• [The problem]: List each line of the data that holds the word "Bouts".

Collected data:
- Opening Delimiter -
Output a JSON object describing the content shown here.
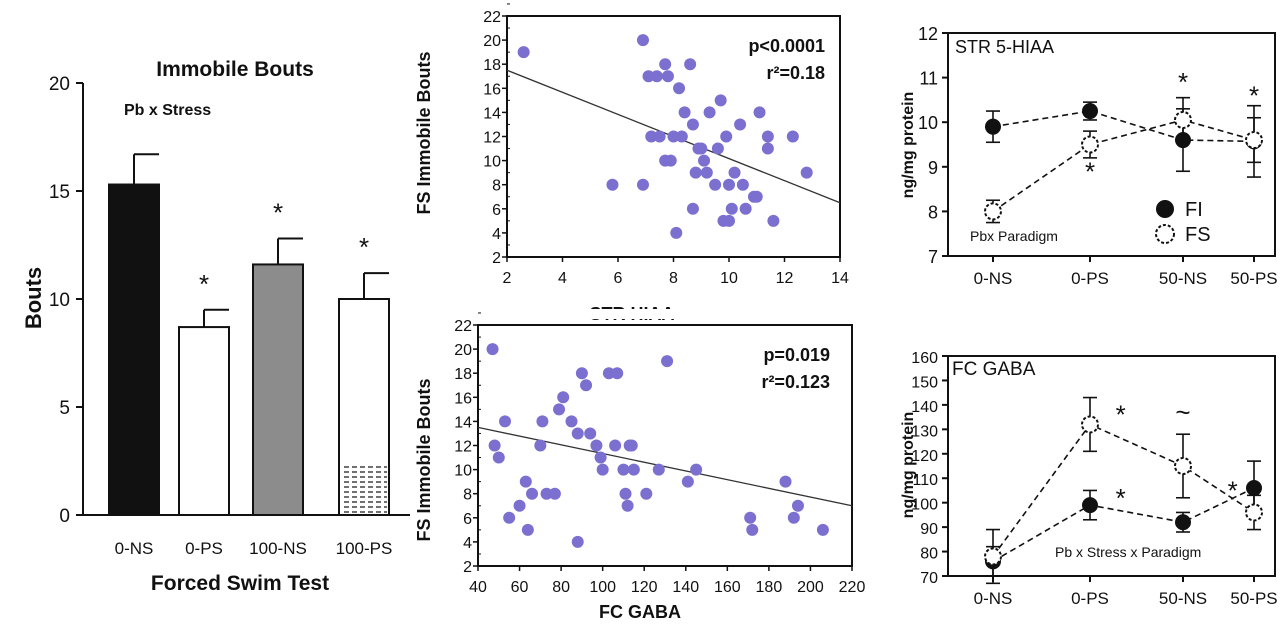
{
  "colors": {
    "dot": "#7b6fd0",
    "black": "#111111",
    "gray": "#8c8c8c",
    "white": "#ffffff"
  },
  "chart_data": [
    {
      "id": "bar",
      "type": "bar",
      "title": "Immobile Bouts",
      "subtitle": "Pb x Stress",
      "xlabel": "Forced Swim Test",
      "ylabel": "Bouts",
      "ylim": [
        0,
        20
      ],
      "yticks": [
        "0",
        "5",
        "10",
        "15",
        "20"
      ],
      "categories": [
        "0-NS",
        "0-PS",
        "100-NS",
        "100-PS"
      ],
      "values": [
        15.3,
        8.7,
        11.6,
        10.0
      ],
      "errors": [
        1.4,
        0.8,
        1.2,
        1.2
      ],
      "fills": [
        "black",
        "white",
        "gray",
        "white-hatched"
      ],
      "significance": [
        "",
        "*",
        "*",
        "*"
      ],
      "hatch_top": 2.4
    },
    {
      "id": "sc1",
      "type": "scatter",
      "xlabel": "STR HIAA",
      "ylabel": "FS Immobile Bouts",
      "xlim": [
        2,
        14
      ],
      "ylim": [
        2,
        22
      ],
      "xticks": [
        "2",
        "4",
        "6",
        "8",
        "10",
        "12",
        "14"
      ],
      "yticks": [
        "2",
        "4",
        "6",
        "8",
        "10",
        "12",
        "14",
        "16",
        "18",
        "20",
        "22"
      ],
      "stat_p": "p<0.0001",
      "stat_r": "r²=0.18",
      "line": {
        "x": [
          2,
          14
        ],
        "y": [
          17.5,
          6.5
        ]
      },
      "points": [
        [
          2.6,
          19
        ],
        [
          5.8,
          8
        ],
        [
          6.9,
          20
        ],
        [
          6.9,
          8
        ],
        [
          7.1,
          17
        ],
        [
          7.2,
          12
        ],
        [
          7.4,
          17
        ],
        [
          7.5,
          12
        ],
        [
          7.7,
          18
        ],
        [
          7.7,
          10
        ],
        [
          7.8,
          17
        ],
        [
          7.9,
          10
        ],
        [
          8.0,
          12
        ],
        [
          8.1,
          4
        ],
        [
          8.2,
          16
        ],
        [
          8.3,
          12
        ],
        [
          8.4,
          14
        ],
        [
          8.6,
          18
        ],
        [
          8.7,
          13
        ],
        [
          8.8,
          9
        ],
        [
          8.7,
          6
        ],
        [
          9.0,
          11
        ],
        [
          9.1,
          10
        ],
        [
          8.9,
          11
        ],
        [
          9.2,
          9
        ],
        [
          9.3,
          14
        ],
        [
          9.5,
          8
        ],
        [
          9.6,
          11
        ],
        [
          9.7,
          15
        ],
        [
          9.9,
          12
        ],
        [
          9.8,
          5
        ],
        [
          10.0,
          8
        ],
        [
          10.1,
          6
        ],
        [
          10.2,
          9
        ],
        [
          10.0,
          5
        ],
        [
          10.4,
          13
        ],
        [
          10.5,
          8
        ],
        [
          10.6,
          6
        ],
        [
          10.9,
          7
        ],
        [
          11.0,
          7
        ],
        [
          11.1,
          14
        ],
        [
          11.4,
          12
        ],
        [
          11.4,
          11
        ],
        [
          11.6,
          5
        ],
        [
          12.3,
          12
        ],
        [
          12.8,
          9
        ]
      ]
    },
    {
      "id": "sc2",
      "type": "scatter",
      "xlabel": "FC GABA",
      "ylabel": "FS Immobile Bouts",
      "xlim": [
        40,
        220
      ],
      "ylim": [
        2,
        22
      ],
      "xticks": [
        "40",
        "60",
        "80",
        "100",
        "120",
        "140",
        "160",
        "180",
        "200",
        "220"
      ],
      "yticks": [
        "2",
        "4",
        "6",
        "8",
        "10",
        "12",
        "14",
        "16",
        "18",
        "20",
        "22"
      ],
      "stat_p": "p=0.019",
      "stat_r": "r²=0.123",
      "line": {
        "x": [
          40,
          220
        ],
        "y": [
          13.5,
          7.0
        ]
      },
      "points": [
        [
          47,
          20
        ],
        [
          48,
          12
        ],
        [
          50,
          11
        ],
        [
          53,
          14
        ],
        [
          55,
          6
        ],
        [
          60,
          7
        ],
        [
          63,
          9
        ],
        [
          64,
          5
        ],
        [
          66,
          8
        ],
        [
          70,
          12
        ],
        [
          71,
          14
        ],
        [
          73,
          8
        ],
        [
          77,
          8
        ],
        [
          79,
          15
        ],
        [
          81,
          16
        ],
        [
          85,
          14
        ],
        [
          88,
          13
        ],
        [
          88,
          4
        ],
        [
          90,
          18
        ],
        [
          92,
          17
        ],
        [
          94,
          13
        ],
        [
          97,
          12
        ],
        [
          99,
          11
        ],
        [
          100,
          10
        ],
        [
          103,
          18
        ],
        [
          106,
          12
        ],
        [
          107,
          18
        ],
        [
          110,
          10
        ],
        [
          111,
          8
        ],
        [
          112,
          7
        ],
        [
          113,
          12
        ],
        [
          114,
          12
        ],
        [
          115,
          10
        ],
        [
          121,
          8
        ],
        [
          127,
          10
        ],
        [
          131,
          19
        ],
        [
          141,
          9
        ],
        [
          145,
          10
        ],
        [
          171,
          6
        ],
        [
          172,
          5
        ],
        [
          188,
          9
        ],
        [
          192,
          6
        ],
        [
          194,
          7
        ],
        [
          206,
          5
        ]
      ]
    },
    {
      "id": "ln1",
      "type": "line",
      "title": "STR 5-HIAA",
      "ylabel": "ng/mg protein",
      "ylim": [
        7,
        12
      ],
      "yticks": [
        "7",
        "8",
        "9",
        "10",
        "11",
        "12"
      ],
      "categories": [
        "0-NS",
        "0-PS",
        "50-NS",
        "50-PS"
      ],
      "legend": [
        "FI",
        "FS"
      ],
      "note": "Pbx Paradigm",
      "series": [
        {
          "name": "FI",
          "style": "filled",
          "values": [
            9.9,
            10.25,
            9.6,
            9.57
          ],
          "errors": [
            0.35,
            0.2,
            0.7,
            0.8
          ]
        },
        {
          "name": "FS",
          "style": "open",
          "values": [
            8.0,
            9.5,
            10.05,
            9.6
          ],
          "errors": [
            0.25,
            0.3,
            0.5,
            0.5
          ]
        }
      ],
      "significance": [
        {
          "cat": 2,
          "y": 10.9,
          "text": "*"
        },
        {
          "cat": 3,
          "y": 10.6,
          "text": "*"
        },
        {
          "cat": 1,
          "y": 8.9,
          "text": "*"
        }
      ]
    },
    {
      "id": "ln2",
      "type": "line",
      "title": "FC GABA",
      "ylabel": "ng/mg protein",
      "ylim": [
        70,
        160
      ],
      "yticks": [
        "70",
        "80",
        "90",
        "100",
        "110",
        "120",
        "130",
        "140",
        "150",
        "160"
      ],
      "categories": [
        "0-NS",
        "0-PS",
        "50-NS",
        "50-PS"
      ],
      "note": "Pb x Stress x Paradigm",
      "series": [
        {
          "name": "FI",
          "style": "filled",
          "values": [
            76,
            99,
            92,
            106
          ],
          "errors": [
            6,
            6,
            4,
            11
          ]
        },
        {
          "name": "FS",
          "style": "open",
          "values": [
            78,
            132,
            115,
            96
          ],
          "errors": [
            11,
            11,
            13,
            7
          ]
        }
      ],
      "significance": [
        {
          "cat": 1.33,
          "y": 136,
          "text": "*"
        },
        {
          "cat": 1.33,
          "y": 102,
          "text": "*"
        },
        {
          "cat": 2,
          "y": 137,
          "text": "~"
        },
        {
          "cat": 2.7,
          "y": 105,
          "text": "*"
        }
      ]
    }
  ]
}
- Closing Delimiter -
• [Written solution]:
      "title": "Immobile Bouts",
      "ylabel": "Bouts",
      "ylabel": "FS Immobile Bouts",
      "ylabel": "FS Immobile Bouts",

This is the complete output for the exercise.